### Data for processing
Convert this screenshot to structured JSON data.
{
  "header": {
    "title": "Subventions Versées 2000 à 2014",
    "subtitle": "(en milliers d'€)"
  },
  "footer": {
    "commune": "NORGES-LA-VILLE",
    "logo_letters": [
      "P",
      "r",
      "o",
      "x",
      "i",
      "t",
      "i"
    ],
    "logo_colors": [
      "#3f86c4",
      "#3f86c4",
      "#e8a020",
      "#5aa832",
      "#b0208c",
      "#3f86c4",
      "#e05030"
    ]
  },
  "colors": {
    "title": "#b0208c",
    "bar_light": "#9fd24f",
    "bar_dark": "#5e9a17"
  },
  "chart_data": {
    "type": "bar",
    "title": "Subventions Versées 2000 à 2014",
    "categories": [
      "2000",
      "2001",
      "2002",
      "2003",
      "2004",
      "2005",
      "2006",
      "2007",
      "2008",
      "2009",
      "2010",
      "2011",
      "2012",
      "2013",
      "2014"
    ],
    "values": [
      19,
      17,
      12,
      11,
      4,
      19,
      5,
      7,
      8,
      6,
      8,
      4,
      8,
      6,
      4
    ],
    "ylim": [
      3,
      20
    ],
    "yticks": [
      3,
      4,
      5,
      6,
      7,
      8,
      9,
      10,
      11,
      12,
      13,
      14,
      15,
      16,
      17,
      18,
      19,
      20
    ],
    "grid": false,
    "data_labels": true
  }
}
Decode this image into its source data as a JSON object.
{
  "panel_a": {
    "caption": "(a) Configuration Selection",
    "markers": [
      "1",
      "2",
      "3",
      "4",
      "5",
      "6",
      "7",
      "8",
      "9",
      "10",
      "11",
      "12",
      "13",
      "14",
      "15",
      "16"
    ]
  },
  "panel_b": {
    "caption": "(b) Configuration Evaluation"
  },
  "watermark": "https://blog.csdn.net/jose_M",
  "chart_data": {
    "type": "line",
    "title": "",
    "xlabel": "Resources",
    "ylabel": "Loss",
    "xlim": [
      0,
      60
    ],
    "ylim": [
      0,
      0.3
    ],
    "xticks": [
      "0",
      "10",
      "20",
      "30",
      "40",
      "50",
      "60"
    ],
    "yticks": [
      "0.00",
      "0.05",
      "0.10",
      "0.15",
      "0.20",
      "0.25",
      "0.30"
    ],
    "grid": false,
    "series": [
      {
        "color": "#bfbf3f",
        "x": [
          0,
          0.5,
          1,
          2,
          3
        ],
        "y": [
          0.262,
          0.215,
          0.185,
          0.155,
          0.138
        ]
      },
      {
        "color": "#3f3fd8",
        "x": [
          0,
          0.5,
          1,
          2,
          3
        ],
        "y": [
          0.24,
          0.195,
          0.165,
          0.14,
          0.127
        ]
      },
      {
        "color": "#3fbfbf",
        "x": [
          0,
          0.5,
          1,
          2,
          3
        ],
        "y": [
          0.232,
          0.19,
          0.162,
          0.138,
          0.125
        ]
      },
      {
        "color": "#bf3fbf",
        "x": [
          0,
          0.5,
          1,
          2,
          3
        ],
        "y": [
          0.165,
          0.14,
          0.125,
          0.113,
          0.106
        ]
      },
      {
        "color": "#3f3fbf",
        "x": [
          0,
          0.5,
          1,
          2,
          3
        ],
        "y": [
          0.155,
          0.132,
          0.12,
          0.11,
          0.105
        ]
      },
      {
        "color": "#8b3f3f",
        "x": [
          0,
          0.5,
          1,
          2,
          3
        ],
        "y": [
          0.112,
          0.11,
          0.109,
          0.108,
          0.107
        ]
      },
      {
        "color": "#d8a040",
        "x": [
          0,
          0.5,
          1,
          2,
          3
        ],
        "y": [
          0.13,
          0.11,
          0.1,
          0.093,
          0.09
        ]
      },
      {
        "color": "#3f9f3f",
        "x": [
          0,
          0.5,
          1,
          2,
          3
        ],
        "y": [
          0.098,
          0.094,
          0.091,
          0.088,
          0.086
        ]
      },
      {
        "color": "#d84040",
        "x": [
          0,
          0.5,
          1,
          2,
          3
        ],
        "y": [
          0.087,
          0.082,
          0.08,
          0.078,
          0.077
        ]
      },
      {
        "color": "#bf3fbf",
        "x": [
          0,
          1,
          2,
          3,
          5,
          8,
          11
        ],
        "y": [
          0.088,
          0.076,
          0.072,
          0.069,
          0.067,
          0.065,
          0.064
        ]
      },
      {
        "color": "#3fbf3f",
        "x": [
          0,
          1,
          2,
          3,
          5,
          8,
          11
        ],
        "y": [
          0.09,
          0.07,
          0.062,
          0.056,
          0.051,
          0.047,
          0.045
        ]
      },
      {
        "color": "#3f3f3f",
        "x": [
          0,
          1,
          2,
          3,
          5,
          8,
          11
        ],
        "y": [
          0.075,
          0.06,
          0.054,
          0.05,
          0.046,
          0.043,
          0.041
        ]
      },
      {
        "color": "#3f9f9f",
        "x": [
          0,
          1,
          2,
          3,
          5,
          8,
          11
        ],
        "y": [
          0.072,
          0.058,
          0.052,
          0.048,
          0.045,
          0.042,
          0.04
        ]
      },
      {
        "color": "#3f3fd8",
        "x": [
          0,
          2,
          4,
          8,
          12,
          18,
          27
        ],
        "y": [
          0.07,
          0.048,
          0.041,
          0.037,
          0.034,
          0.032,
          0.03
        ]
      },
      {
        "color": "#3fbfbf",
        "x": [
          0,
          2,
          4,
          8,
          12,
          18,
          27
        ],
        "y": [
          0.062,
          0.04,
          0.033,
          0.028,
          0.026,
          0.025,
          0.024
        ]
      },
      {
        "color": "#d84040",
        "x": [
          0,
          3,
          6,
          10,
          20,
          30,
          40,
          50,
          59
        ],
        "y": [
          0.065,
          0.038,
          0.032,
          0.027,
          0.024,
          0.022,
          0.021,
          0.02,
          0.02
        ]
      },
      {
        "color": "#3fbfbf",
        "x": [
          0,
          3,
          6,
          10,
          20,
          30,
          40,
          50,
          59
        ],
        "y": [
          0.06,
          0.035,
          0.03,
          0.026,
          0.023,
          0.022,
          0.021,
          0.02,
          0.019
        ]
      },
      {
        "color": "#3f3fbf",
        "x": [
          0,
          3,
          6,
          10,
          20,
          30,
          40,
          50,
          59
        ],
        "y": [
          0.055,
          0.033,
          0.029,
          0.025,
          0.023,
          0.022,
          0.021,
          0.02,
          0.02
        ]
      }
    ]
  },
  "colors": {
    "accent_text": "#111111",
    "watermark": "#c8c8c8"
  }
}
######
Exercise directions: Exactly reproduce all of the entries.

Task solution:
Convert this screenshot to structured JSON data.
{
  "header": {
    "title": "Subventions Versées 2000 à 2014",
    "subtitle": "(en milliers d'€)"
  },
  "footer": {
    "commune": "NORGES-LA-VILLE",
    "logo_letters": [
      "P",
      "r",
      "o",
      "x",
      "i",
      "t",
      "i"
    ],
    "logo_colors": [
      "#3f86c4",
      "#3f86c4",
      "#e8a020",
      "#5aa832",
      "#b0208c",
      "#3f86c4",
      "#e05030"
    ]
  },
  "colors": {
    "title": "#b0208c",
    "bar_light": "#9fd24f",
    "bar_dark": "#5e9a17"
  },
  "chart_data": {
    "type": "bar",
    "title": "Subventions Versées 2000 à 2014",
    "categories": [
      "2000",
      "2001",
      "2002",
      "2003",
      "2004",
      "2005",
      "2006",
      "2007",
      "2008",
      "2009",
      "2010",
      "2011",
      "2012",
      "2013",
      "2014"
    ],
    "values": [
      19,
      17,
      12,
      11,
      4,
      19,
      5,
      7,
      8,
      6,
      8,
      4,
      8,
      6,
      4
    ],
    "ylim": [
      3,
      20
    ],
    "yticks": [
      3,
      4,
      5,
      6,
      7,
      8,
      9,
      10,
      11,
      12,
      13,
      14,
      15,
      16,
      17,
      18,
      19,
      20
    ],
    "grid": false,
    "data_labels": true
  }
}
Decode this image into its source data as a JSON object.
{
  "panel_a": {
    "caption": "(a) Configuration Selection",
    "markers": [
      "1",
      "2",
      "3",
      "4",
      "5",
      "6",
      "7",
      "8",
      "9",
      "10",
      "11",
      "12",
      "13",
      "14",
      "15",
      "16"
    ]
  },
  "panel_b": {
    "caption": "(b) Configuration Evaluation"
  },
  "watermark": "https://blog.csdn.net/jose_M",
  "chart_data": {
    "type": "line",
    "title": "",
    "xlabel": "Resources",
    "ylabel": "Loss",
    "xlim": [
      0,
      60
    ],
    "ylim": [
      0,
      0.3
    ],
    "xticks": [
      "0",
      "10",
      "20",
      "30",
      "40",
      "50",
      "60"
    ],
    "yticks": [
      "0.00",
      "0.05",
      "0.10",
      "0.15",
      "0.20",
      "0.25",
      "0.30"
    ],
    "grid": false,
    "series": [
      {
        "color": "#bfbf3f",
        "x": [
          0,
          0.5,
          1,
          2,
          3
        ],
        "y": [
          0.262,
          0.215,
          0.185,
          0.155,
          0.138
        ]
      },
      {
        "color": "#3f3fd8",
        "x": [
          0,
          0.5,
          1,
          2,
          3
        ],
        "y": [
          0.24,
          0.195,
          0.165,
          0.14,
          0.127
        ]
      },
      {
        "color": "#3fbfbf",
        "x": [
          0,
          0.5,
          1,
          2,
          3
        ],
        "y": [
          0.232,
          0.19,
          0.162,
          0.138,
          0.125
        ]
      },
      {
        "color": "#bf3fbf",
        "x": [
          0,
          0.5,
          1,
          2,
          3
        ],
        "y": [
          0.165,
          0.14,
          0.125,
          0.113,
          0.106
        ]
      },
      {
        "color": "#3f3fbf",
        "x": [
          0,
          0.5,
          1,
          2,
          3
        ],
        "y": [
          0.155,
          0.132,
          0.12,
          0.11,
          0.105
        ]
      },
      {
        "color": "#8b3f3f",
        "x": [
          0,
          0.5,
          1,
          2,
          3
        ],
        "y": [
          0.112,
          0.11,
          0.109,
          0.108,
          0.107
        ]
      },
      {
        "color": "#d8a040",
        "x": [
          0,
          0.5,
          1,
          2,
          3
        ],
        "y": [
          0.13,
          0.11,
          0.1,
          0.093,
          0.09
        ]
      },
      {
        "color": "#3f9f3f",
        "x": [
          0,
          0.5,
          1,
          2,
          3
        ],
        "y": [
          0.098,
          0.094,
          0.091,
          0.088,
          0.086
        ]
      },
      {
        "color": "#d84040",
        "x": [
          0,
          0.5,
          1,
          2,
          3
        ],
        "y": [
          0.087,
          0.082,
          0.08,
          0.078,
          0.077
        ]
      },
      {
        "color": "#bf3fbf",
        "x": [
          0,
          1,
          2,
          3,
          5,
          8,
          11
        ],
        "y": [
          0.088,
          0.076,
          0.072,
          0.069,
          0.067,
          0.065,
          0.064
        ]
      },
      {
        "color": "#3fbf3f",
        "x": [
          0,
          1,
          2,
          3,
          5,
          8,
          11
        ],
        "y": [
          0.09,
          0.07,
          0.062,
          0.056,
          0.051,
          0.047,
          0.045
        ]
      },
      {
        "color": "#3f3f3f",
        "x": [
          0,
          1,
          2,
          3,
          5,
          8,
          11
        ],
        "y": [
          0.075,
          0.06,
          0.054,
          0.05,
          0.046,
          0.043,
          0.041
        ]
      },
      {
        "color": "#3f9f9f",
        "x": [
          0,
          1,
          2,
          3,
          5,
          8,
          11
        ],
        "y": [
          0.072,
          0.058,
          0.052,
          0.048,
          0.045,
          0.042,
          0.04
        ]
      },
      {
        "color": "#3f3fd8",
        "x": [
          0,
          2,
          4,
          8,
          12,
          18,
          27
        ],
        "y": [
          0.07,
          0.048,
          0.041,
          0.037,
          0.034,
          0.032,
          0.03
        ]
      },
      {
        "color": "#3fbfbf",
        "x": [
          0,
          2,
          4,
          8,
          12,
          18,
          27
        ],
        "y": [
          0.062,
          0.04,
          0.033,
          0.028,
          0.026,
          0.025,
          0.024
        ]
      },
      {
        "color": "#d84040",
        "x": [
          0,
          3,
          6,
          10,
          20,
          30,
          40,
          50,
          59
        ],
        "y": [
          0.065,
          0.038,
          0.032,
          0.027,
          0.024,
          0.022,
          0.021,
          0.02,
          0.02
        ]
      },
      {
        "color": "#3fbfbf",
        "x": [
          0,
          3,
          6,
          10,
          20,
          30,
          40,
          50,
          59
        ],
        "y": [
          0.06,
          0.035,
          0.03,
          0.026,
          0.023,
          0.022,
          0.021,
          0.02,
          0.019
        ]
      },
      {
        "color": "#3f3fbf",
        "x": [
          0,
          3,
          6,
          10,
          20,
          30,
          40,
          50,
          59
        ],
        "y": [
          0.055,
          0.033,
          0.029,
          0.025,
          0.023,
          0.022,
          0.021,
          0.02,
          0.02
        ]
      }
    ]
  },
  "colors": {
    "accent_text": "#111111",
    "watermark": "#c8c8c8"
  }
}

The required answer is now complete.